--- begin ---
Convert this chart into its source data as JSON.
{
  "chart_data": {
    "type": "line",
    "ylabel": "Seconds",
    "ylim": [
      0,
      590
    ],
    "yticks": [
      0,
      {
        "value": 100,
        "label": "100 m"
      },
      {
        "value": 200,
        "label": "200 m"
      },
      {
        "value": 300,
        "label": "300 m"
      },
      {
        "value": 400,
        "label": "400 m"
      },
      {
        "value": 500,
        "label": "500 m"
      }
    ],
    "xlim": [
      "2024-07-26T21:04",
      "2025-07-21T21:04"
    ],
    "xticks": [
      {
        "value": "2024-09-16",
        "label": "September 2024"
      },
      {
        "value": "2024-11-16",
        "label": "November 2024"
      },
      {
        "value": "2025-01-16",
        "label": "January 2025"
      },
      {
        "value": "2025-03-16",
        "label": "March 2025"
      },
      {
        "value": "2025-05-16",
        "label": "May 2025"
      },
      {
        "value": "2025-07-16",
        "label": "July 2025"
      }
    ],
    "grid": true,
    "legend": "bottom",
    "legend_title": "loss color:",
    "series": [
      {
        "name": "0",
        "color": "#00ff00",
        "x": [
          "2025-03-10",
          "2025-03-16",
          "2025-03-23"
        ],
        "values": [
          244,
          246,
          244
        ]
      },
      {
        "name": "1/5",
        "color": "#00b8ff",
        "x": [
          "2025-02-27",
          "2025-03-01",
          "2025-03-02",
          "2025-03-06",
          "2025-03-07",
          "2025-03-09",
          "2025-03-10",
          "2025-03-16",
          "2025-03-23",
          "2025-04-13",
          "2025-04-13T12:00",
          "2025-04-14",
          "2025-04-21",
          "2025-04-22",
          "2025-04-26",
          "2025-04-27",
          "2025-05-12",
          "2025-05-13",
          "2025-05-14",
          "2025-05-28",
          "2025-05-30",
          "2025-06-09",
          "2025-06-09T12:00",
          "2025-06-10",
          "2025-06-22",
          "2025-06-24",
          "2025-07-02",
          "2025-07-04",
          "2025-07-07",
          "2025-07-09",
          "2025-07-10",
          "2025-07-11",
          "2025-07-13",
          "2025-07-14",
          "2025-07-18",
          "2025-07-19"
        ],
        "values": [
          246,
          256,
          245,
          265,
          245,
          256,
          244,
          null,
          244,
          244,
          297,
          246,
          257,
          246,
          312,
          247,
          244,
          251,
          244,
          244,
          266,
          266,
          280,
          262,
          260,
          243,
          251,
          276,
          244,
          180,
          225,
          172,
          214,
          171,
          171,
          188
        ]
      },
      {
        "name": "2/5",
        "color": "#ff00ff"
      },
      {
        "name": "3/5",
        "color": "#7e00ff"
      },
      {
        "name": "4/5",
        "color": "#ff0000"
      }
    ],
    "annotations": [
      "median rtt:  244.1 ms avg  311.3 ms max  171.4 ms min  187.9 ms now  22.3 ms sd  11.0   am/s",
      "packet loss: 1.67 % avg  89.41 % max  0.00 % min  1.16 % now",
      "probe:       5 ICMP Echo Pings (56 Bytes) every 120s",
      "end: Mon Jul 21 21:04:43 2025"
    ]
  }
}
--- end ---
Gather up, from the records above, each line where the word "color" appears.

    "legend_title": "loss color:",
        "color": "#00ff00",
        "color": "#00b8ff",
        "color": "#ff00ff"
        "color": "#7e00ff"
        "color": "#ff0000"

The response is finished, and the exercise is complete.